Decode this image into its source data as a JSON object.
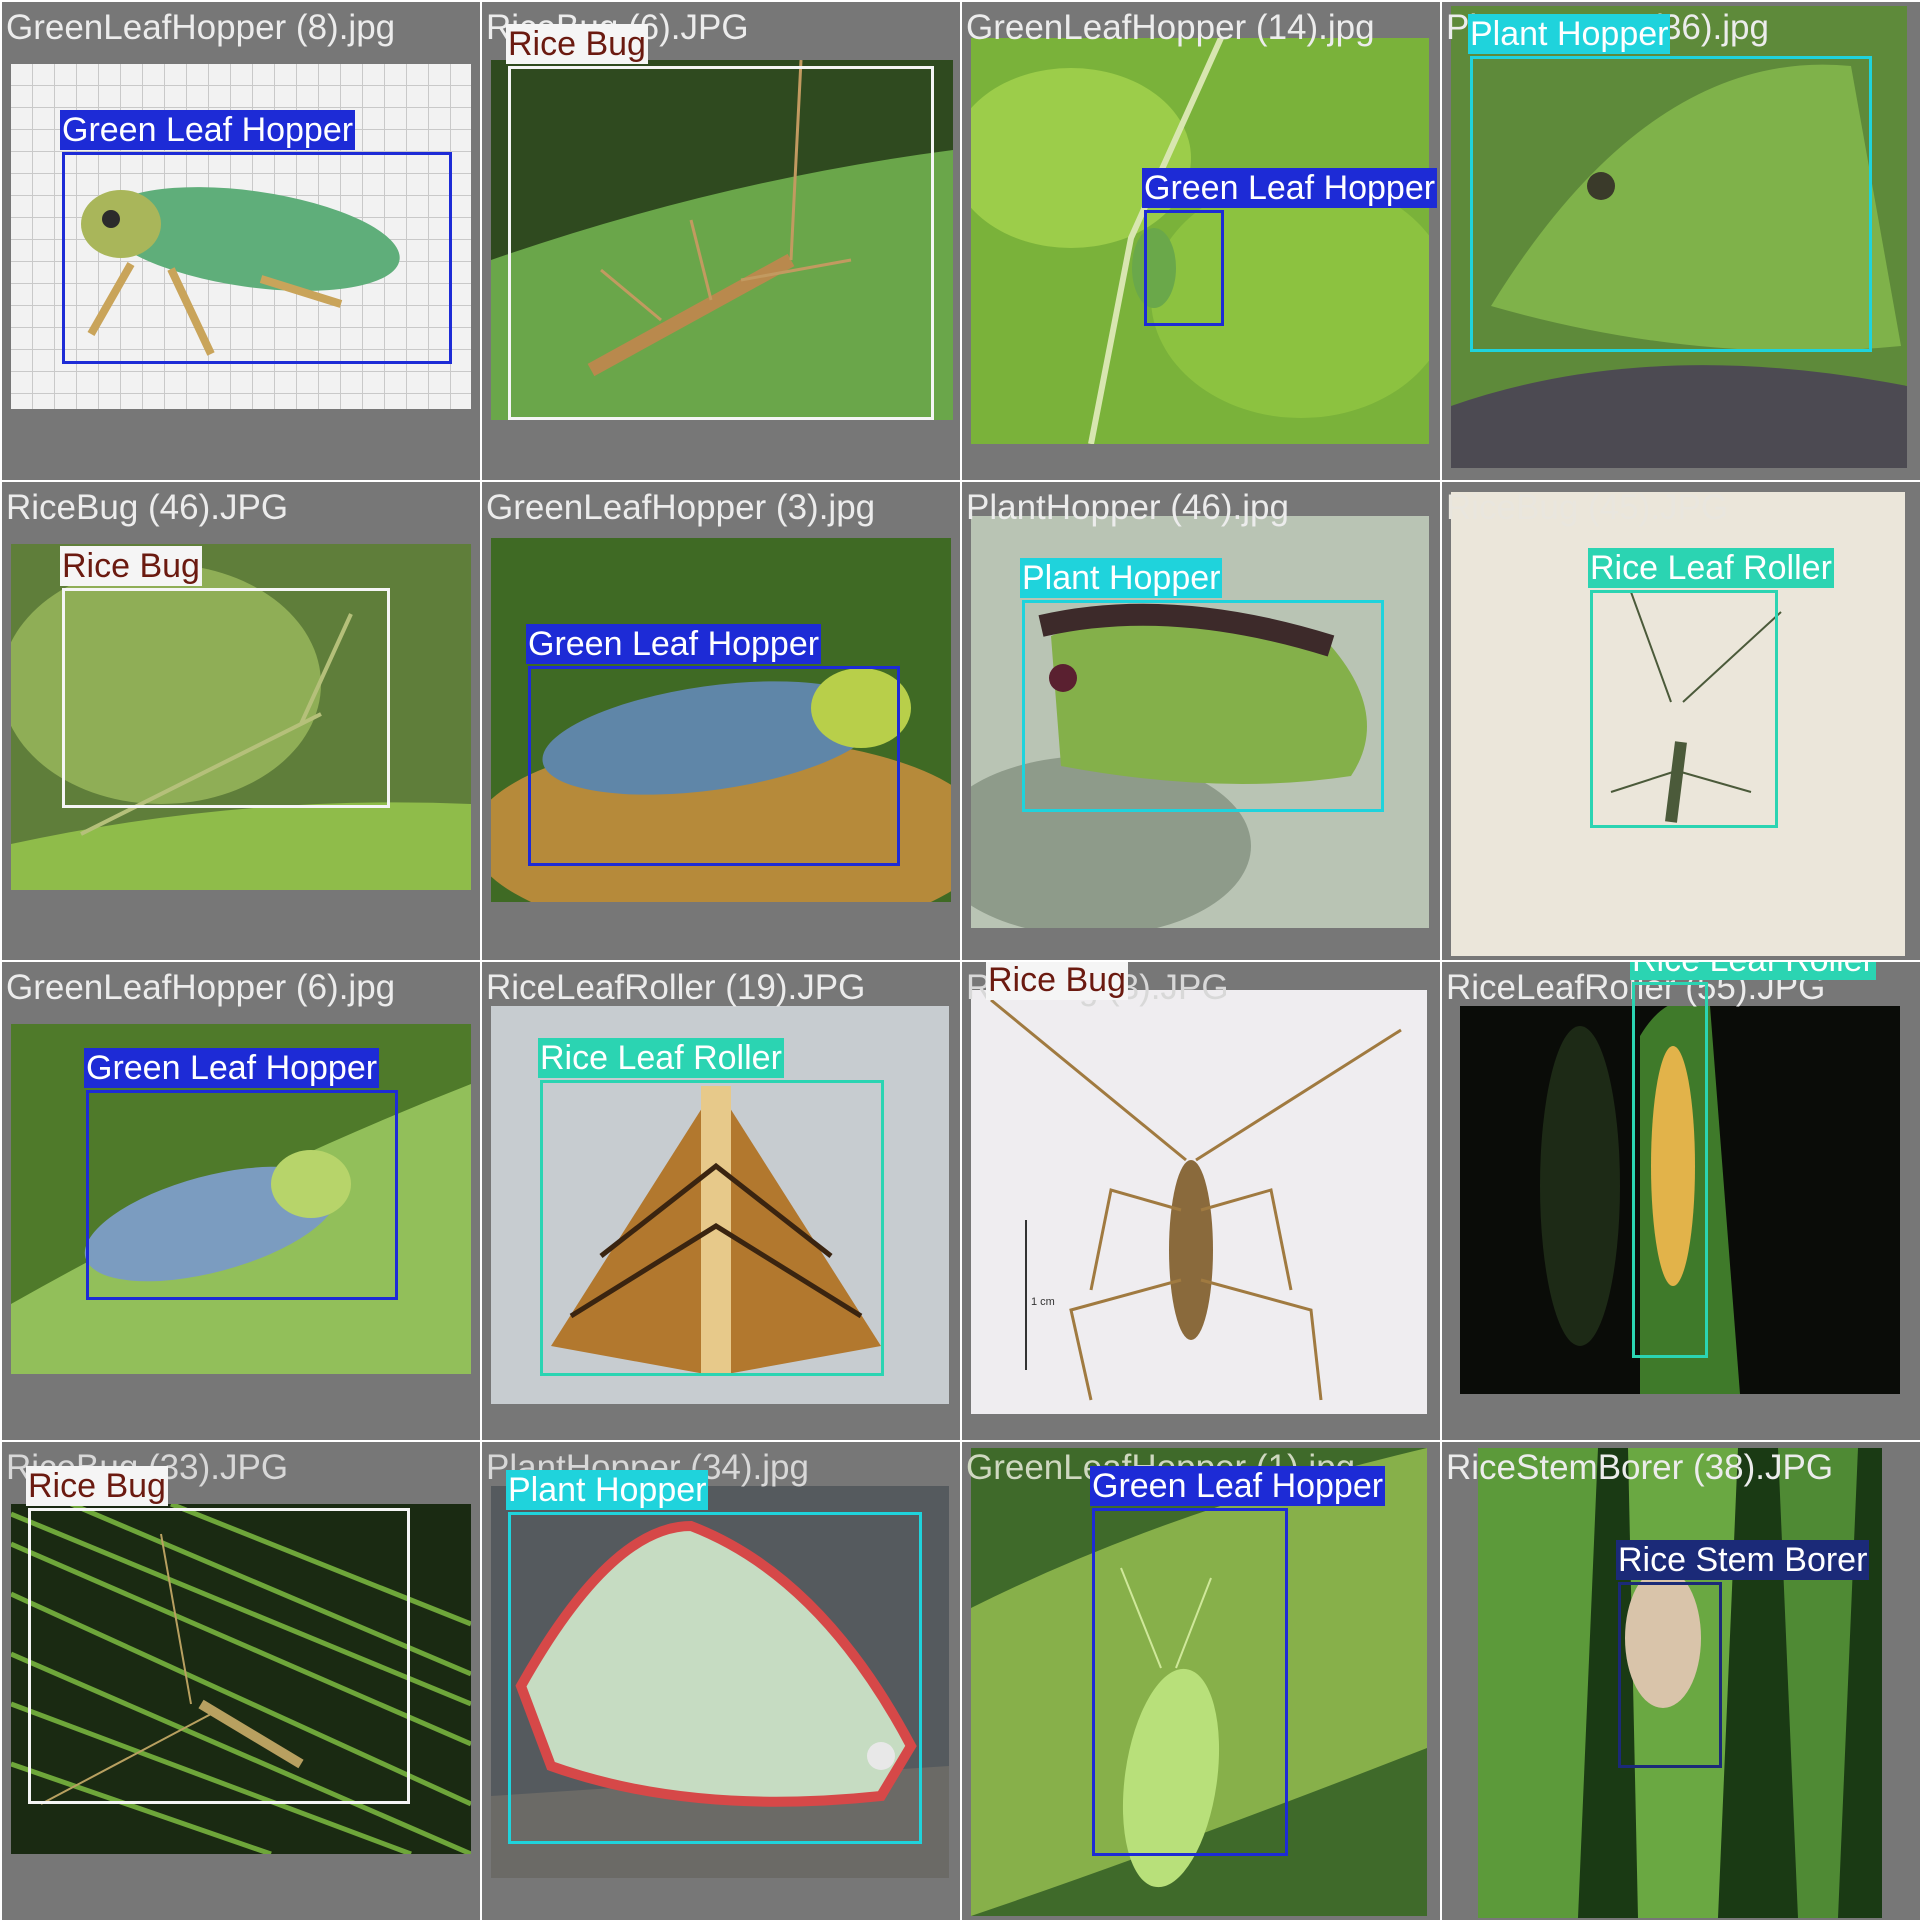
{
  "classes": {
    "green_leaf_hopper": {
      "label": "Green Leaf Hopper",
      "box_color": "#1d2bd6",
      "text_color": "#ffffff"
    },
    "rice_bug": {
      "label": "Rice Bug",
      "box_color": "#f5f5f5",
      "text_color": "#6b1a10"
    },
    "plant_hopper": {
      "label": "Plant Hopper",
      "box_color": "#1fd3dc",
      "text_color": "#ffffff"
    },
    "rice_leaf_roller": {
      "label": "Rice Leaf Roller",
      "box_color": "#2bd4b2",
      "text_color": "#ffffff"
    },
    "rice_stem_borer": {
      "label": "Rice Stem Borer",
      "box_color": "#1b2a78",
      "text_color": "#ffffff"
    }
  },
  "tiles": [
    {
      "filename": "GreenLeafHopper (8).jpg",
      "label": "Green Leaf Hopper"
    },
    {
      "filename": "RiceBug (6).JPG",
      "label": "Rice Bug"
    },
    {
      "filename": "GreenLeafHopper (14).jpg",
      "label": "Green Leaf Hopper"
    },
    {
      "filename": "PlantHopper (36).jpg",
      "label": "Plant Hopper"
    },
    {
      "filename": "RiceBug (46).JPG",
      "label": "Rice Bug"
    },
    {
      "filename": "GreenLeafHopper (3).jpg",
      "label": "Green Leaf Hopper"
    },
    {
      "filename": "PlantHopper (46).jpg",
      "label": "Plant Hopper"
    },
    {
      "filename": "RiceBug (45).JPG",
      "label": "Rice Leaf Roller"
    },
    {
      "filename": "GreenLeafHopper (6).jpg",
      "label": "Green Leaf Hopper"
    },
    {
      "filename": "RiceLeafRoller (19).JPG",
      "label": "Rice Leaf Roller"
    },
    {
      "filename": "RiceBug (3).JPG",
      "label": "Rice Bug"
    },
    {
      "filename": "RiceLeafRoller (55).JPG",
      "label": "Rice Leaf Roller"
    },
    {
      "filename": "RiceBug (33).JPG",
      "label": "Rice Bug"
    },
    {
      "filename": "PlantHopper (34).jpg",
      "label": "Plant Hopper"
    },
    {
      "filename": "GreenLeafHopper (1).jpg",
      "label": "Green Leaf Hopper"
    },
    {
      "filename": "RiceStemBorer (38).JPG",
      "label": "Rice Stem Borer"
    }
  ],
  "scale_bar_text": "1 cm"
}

################

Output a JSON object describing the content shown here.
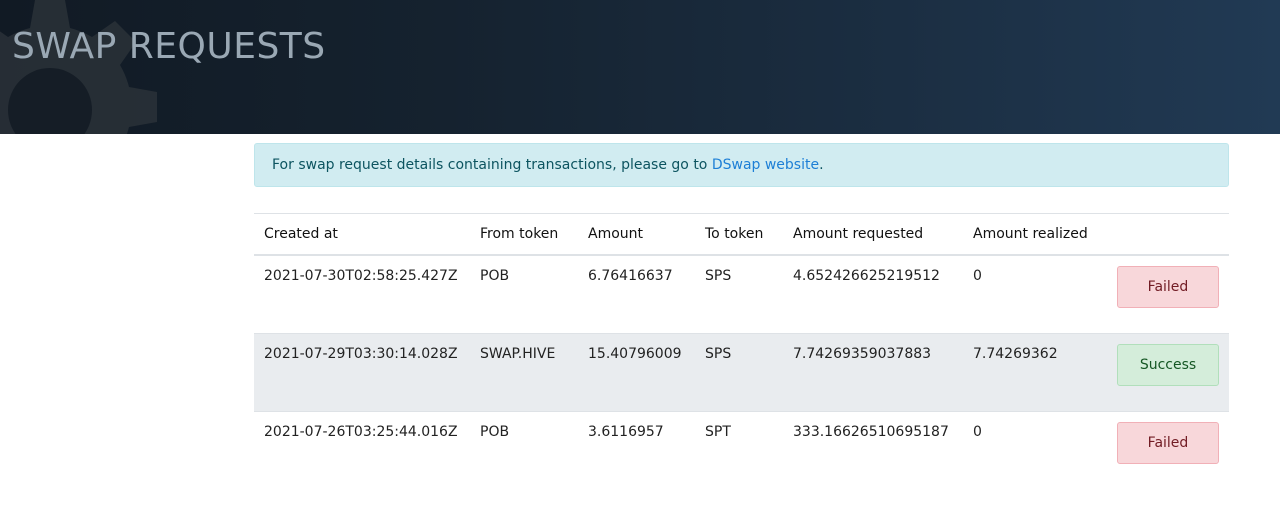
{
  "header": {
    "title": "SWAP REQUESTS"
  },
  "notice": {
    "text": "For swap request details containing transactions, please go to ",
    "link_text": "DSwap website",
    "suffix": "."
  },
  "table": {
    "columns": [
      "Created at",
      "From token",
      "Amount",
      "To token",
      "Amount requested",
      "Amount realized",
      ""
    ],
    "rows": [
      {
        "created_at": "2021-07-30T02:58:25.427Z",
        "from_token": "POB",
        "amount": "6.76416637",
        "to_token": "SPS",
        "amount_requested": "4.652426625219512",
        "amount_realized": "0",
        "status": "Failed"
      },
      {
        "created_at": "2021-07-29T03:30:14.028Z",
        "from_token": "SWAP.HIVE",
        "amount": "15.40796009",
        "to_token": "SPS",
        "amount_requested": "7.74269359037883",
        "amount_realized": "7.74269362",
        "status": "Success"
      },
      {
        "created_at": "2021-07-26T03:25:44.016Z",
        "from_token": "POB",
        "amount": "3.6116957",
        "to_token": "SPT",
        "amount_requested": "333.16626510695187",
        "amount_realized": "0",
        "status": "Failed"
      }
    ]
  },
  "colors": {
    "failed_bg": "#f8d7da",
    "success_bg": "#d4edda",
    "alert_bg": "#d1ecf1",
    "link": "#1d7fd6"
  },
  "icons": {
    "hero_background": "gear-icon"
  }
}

################

_Exercise requirements_
Filter the records above and return every line that holds the word "RiceBug".

_Completed exercise_
      "filename": "RiceBug (6).JPG",
      "filename": "RiceBug (46).JPG",
      "filename": "RiceBug (45).JPG",
      "filename": "RiceBug (3).JPG",
      "filename": "RiceBug (33).JPG",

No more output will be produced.